Keep only the lines that hold the string "belge", filtering out the rest of the entries below.

# # # # # # #

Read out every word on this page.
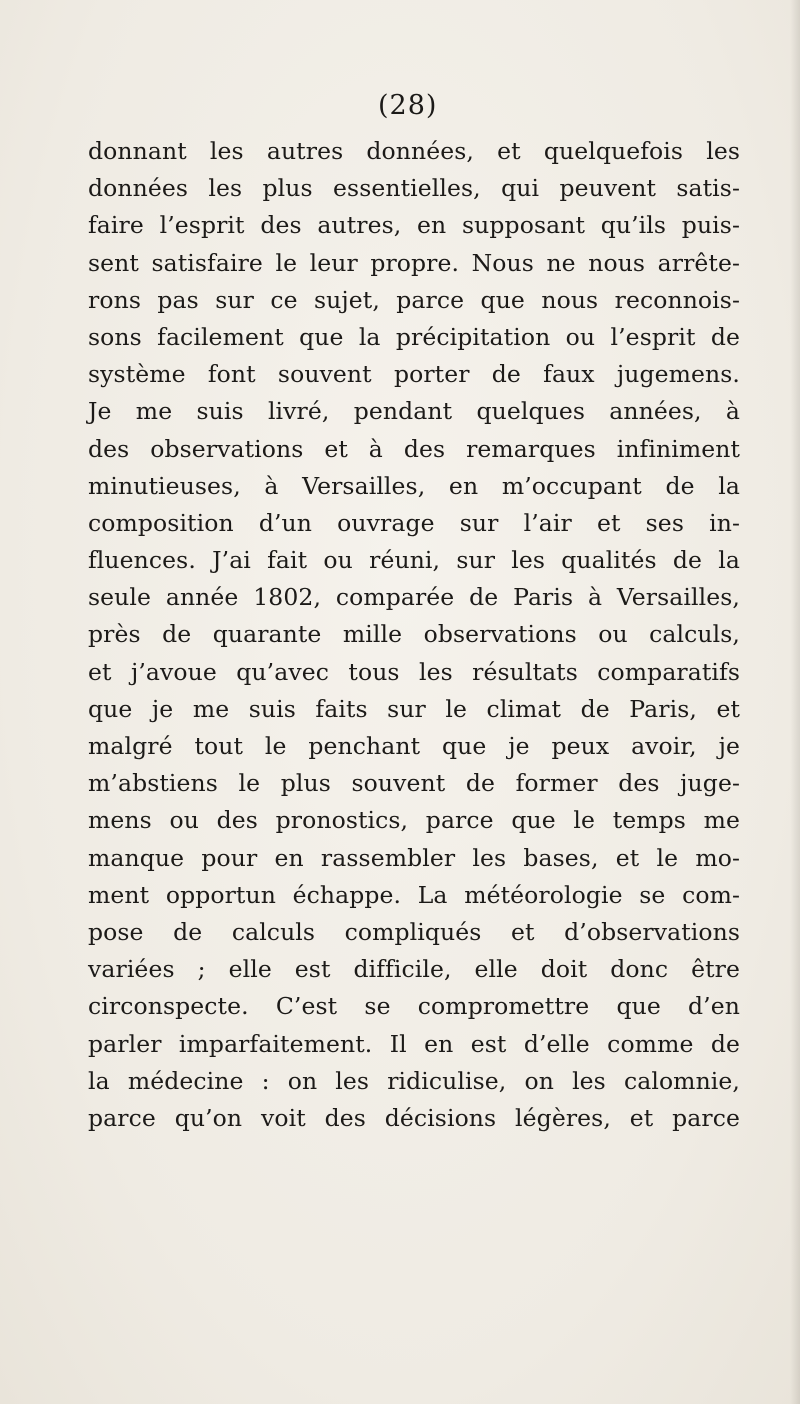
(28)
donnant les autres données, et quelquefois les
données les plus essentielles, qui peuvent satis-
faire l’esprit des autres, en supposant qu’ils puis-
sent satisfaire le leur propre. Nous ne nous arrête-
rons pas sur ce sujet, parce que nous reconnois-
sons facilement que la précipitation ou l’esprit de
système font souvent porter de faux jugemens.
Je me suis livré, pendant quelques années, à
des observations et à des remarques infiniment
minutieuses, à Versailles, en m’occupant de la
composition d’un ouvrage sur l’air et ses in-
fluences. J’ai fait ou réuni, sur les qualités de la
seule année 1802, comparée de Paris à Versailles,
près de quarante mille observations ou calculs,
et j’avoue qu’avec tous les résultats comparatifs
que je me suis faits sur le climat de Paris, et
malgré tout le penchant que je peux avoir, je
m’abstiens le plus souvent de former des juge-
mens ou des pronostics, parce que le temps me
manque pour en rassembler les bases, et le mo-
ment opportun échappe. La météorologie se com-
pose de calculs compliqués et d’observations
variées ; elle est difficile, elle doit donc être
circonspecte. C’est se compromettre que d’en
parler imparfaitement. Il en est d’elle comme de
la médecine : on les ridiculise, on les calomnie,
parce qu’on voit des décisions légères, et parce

# # # # # # #

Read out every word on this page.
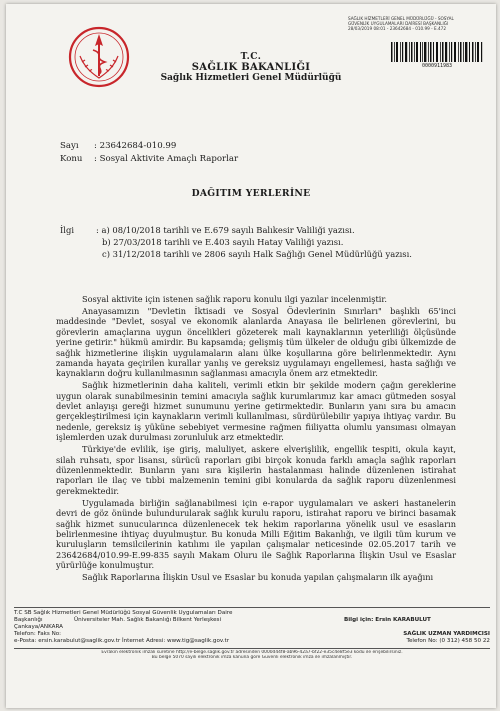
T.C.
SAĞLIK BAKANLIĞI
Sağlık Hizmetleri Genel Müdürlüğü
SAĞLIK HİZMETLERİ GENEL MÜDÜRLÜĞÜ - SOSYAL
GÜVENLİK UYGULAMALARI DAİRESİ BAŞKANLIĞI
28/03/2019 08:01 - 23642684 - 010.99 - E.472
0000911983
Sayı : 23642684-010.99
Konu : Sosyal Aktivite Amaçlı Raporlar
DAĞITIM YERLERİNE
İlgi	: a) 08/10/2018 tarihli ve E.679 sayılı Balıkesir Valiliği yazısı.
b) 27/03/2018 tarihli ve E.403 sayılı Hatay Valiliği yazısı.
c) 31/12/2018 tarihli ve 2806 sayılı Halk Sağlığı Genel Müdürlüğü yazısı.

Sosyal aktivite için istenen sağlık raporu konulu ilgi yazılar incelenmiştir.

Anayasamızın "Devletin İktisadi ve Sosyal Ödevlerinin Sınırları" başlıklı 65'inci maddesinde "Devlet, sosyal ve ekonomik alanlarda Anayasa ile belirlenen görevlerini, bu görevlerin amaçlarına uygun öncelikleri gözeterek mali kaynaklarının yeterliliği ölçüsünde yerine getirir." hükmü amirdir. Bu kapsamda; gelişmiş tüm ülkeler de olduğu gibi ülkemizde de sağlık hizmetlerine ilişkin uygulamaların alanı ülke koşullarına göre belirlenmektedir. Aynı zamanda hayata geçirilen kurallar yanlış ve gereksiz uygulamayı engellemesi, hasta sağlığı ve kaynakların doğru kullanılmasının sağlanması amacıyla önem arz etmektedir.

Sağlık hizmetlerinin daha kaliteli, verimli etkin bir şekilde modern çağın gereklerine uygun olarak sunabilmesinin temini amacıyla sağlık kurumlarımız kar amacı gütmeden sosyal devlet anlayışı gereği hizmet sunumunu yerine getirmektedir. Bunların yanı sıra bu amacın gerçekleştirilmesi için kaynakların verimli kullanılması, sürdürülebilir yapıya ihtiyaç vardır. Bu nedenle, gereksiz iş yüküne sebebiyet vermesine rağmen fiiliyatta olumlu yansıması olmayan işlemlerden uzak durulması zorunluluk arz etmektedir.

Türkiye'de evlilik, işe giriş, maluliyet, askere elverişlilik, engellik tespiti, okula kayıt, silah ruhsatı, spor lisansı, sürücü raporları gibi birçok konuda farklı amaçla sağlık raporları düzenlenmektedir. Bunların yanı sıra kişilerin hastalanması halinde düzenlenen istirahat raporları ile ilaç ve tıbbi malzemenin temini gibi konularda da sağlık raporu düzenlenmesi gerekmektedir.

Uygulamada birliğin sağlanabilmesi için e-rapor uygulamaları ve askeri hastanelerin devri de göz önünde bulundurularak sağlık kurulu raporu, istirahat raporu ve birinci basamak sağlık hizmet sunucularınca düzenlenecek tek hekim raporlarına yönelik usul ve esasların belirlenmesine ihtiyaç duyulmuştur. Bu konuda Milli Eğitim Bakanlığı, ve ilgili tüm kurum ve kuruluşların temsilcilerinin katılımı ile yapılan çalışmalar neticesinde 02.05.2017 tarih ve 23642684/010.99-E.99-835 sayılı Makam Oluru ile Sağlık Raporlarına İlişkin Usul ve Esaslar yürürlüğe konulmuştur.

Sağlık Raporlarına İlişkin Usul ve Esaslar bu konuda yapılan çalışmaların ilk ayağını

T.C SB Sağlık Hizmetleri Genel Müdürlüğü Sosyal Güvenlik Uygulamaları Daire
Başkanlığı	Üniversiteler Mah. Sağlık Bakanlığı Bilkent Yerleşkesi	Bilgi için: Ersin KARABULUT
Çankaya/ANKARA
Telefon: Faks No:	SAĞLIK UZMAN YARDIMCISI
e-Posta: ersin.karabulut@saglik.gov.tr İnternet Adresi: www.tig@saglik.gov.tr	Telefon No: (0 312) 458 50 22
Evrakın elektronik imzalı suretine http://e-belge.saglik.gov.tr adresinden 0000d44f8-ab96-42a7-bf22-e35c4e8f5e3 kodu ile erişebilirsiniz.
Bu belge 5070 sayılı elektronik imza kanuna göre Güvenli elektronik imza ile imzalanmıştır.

# # # # # # #

» SOLUTION BELOW:
Evrakın elektronik imzalı suretine http://e-belge.saglik.gov.tr adresinden 0000d44f8-ab96-42a7-bf22-e35c4e8f5e3 kodu ile erişebilirsiniz.
Bu belge 5070 sayılı elektronik imza kanuna göre Güvenli elektronik imza ile imzalanmıştır.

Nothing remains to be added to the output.